Extracted data entries
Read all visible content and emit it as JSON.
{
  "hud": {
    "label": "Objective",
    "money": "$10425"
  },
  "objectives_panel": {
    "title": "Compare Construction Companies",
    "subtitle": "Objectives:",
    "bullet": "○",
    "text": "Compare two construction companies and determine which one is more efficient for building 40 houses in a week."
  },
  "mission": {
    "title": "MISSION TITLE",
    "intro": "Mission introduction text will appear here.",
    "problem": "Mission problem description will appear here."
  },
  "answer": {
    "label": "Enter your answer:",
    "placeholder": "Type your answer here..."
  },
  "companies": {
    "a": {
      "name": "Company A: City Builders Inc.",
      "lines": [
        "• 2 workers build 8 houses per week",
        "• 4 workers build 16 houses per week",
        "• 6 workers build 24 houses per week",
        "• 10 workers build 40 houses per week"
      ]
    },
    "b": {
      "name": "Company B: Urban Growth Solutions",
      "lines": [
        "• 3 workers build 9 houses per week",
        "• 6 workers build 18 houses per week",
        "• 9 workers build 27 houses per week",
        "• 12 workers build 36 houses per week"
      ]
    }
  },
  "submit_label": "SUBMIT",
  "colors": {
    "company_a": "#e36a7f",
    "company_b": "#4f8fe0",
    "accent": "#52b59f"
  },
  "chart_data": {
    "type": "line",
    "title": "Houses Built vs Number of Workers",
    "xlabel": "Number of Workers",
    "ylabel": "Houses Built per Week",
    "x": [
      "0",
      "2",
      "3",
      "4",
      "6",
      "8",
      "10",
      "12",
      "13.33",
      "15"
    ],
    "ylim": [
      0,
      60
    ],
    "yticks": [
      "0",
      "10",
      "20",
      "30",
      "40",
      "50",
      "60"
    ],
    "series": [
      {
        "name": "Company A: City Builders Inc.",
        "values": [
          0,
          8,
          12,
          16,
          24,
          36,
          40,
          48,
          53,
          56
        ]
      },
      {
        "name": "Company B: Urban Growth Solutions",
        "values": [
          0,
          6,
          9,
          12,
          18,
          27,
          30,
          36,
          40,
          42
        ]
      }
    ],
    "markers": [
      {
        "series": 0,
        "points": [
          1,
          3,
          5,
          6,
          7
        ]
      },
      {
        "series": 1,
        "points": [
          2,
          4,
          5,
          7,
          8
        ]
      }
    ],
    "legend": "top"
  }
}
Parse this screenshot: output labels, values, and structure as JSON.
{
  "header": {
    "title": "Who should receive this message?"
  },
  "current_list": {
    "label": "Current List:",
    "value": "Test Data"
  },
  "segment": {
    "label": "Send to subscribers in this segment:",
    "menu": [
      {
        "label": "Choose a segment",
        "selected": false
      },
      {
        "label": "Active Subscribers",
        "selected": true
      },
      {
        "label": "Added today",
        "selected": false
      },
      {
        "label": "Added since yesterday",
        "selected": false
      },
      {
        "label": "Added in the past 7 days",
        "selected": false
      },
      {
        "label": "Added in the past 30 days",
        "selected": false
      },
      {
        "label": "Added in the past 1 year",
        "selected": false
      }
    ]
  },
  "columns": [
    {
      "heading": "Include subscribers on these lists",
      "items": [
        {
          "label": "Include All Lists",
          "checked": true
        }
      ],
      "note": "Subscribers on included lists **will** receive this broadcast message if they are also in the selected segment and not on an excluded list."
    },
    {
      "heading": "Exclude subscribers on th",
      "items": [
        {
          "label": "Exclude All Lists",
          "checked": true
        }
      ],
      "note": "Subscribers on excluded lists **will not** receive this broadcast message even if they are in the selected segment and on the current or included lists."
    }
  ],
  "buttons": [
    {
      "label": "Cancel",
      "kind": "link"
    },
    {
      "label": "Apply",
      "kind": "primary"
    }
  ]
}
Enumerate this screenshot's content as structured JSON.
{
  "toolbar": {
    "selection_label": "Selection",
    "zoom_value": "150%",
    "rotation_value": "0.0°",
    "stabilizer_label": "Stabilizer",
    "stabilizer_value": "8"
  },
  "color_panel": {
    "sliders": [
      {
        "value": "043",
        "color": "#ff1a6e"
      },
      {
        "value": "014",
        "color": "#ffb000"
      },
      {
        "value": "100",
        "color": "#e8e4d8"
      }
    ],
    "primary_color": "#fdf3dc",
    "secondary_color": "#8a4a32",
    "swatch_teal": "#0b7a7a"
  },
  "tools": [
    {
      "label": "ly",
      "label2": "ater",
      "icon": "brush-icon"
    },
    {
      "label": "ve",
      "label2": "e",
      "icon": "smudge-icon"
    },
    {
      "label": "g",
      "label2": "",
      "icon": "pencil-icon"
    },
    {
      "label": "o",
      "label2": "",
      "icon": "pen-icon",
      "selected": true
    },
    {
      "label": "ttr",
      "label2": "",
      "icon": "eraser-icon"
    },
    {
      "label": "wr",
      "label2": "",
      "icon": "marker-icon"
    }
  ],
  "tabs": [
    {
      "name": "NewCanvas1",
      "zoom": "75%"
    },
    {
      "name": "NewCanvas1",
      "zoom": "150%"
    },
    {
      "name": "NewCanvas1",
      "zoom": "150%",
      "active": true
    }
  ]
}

## TASK STATEMENT
Give back the whole listing exactly as it reads.

## RESULT OF THIS EXERCISE
Read all visible content and emit it as JSON.
{
  "hud": {
    "label": "Objective",
    "money": "$10425"
  },
  "objectives_panel": {
    "title": "Compare Construction Companies",
    "subtitle": "Objectives:",
    "bullet": "○",
    "text": "Compare two construction companies and determine which one is more efficient for building 40 houses in a week."
  },
  "mission": {
    "title": "MISSION TITLE",
    "intro": "Mission introduction text will appear here.",
    "problem": "Mission problem description will appear here."
  },
  "answer": {
    "label": "Enter your answer:",
    "placeholder": "Type your answer here..."
  },
  "companies": {
    "a": {
      "name": "Company A: City Builders Inc.",
      "lines": [
        "• 2 workers build 8 houses per week",
        "• 4 workers build 16 houses per week",
        "• 6 workers build 24 houses per week",
        "• 10 workers build 40 houses per week"
      ]
    },
    "b": {
      "name": "Company B: Urban Growth Solutions",
      "lines": [
        "• 3 workers build 9 houses per week",
        "• 6 workers build 18 houses per week",
        "• 9 workers build 27 houses per week",
        "• 12 workers build 36 houses per week"
      ]
    }
  },
  "submit_label": "SUBMIT",
  "colors": {
    "company_a": "#e36a7f",
    "company_b": "#4f8fe0",
    "accent": "#52b59f"
  },
  "chart_data": {
    "type": "line",
    "title": "Houses Built vs Number of Workers",
    "xlabel": "Number of Workers",
    "ylabel": "Houses Built per Week",
    "x": [
      "0",
      "2",
      "3",
      "4",
      "6",
      "8",
      "10",
      "12",
      "13.33",
      "15"
    ],
    "ylim": [
      0,
      60
    ],
    "yticks": [
      "0",
      "10",
      "20",
      "30",
      "40",
      "50",
      "60"
    ],
    "series": [
      {
        "name": "Company A: City Builders Inc.",
        "values": [
          0,
          8,
          12,
          16,
          24,
          36,
          40,
          48,
          53,
          56
        ]
      },
      {
        "name": "Company B: Urban Growth Solutions",
        "values": [
          0,
          6,
          9,
          12,
          18,
          27,
          30,
          36,
          40,
          42
        ]
      }
    ],
    "markers": [
      {
        "series": 0,
        "points": [
          1,
          3,
          5,
          6,
          7
        ]
      },
      {
        "series": 1,
        "points": [
          2,
          4,
          5,
          7,
          8
        ]
      }
    ],
    "legend": "top"
  }
}
Parse this screenshot: output labels, values, and structure as JSON.
{
  "header": {
    "title": "Who should receive this message?"
  },
  "current_list": {
    "label": "Current List:",
    "value": "Test Data"
  },
  "segment": {
    "label": "Send to subscribers in this segment:",
    "menu": [
      {
        "label": "Choose a segment",
        "selected": false
      },
      {
        "label": "Active Subscribers",
        "selected": true
      },
      {
        "label": "Added today",
        "selected": false
      },
      {
        "label": "Added since yesterday",
        "selected": false
      },
      {
        "label": "Added in the past 7 days",
        "selected": false
      },
      {
        "label": "Added in the past 30 days",
        "selected": false
      },
      {
        "label": "Added in the past 1 year",
        "selected": false
      }
    ]
  },
  "columns": [
    {
      "heading": "Include subscribers on these lists",
      "items": [
        {
          "label": "Include All Lists",
          "checked": true
        }
      ],
      "note": "Subscribers on included lists **will** receive this broadcast message if they are also in the selected segment and not on an excluded list."
    },
    {
      "heading": "Exclude subscribers on th",
      "items": [
        {
          "label": "Exclude All Lists",
          "checked": true
        }
      ],
      "note": "Subscribers on excluded lists **will not** receive this broadcast message even if they are in the selected segment and on the current or included lists."
    }
  ],
  "buttons": [
    {
      "label": "Cancel",
      "kind": "link"
    },
    {
      "label": "Apply",
      "kind": "primary"
    }
  ]
}
Enumerate this screenshot's content as structured JSON.
{
  "toolbar": {
    "selection_label": "Selection",
    "zoom_value": "150%",
    "rotation_value": "0.0°",
    "stabilizer_label": "Stabilizer",
    "stabilizer_value": "8"
  },
  "color_panel": {
    "sliders": [
      {
        "value": "043",
        "color": "#ff1a6e"
      },
      {
        "value": "014",
        "color": "#ffb000"
      },
      {
        "value": "100",
        "color": "#e8e4d8"
      }
    ],
    "primary_color": "#fdf3dc",
    "secondary_color": "#8a4a32",
    "swatch_teal": "#0b7a7a"
  },
  "tools": [
    {
      "label": "ly",
      "label2": "ater",
      "icon": "brush-icon"
    },
    {
      "label": "ve",
      "label2": "e",
      "icon": "smudge-icon"
    },
    {
      "label": "g",
      "label2": "",
      "icon": "pencil-icon"
    },
    {
      "label": "o",
      "label2": "",
      "icon": "pen-icon",
      "selected": true
    },
    {
      "label": "ttr",
      "label2": "",
      "icon": "eraser-icon"
    },
    {
      "label": "wr",
      "label2": "",
      "icon": "marker-icon"
    }
  ],
  "tabs": [
    {
      "name": "NewCanvas1",
      "zoom": "75%"
    },
    {
      "name": "NewCanvas1",
      "zoom": "150%"
    },
    {
      "name": "NewCanvas1",
      "zoom": "150%",
      "active": true
    }
  ]
}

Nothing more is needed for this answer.